▶ _What the task requires_: Go through the entries and transcribe each one exactly, dropping the pictures.

## Start

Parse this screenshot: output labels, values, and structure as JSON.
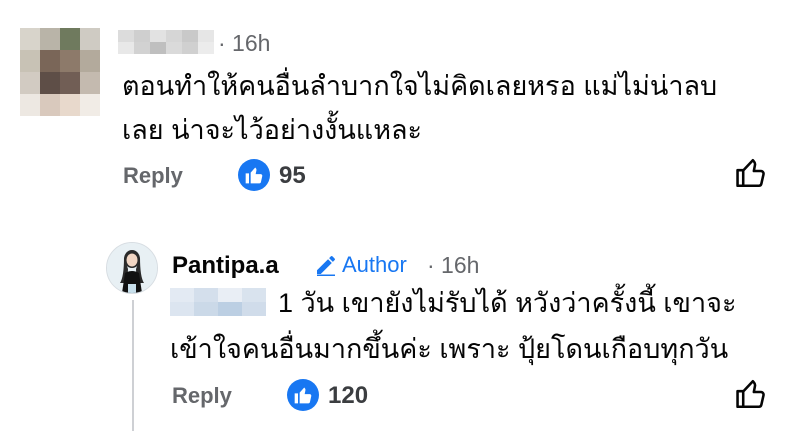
{
  "comments": [
    {
      "author_name_visible": "",
      "time": "· 16h",
      "text_line1": "ตอนทำให้คนอื่นลำบากใจไม่คิดเลยหรอ แม่ไม่น่าลบ",
      "text_line2": "เลย น่าจะไว้อย่างงั้นแหละ",
      "reply_label": "Reply",
      "like_count": "95",
      "avatar": "pixelated-avatar",
      "name": "pixelated-name"
    }
  ],
  "reply": {
    "author": "Pantipa.a",
    "badge_label": "Author",
    "badge_icon": "pencil-icon",
    "time": "· 16h",
    "text_line1": "1 วัน เขายังไม่รับได้ หวังว่าครั้งนี้ เขาจะ",
    "text_line2": "เข้าใจคนอื่นมากขึ้นค่ะ เพราะ ปุ้ยโดนเกือบทุกวัน",
    "mention": "pixelated-mention",
    "reply_label": "Reply",
    "like_count": "120"
  },
  "colors": {
    "accent": "#1877f2",
    "secondary_text": "#65676b",
    "primary_text": "#050505",
    "thread_line": "#ced0d4"
  }
}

## End

▶ _Reply_:
Parse this screenshot: output labels, values, and structure as JSON.
{
  "comments": [
    {
      "author_name_visible": "",
      "time": "· 16h",
      "text_line1": "ตอนทำให้คนอื่นลำบากใจไม่คิดเลยหรอ แม่ไม่น่าลบ",
      "text_line2": "เลย น่าจะไว้อย่างงั้นแหละ",
      "reply_label": "Reply",
      "like_count": "95",
      "avatar": "pixelated-avatar",
      "name": "pixelated-name"
    }
  ],
  "reply": {
    "author": "Pantipa.a",
    "badge_label": "Author",
    "badge_icon": "pencil-icon",
    "time": "· 16h",
    "text_line1": "1 วัน เขายังไม่รับได้ หวังว่าครั้งนี้ เขาจะ",
    "text_line2": "เข้าใจคนอื่นมากขึ้นค่ะ เพราะ ปุ้ยโดนเกือบทุกวัน",
    "mention": "pixelated-mention",
    "reply_label": "Reply",
    "like_count": "120"
  },
  "colors": {
    "accent": "#1877f2",
    "secondary_text": "#65676b",
    "primary_text": "#050505",
    "thread_line": "#ced0d4"
  }
}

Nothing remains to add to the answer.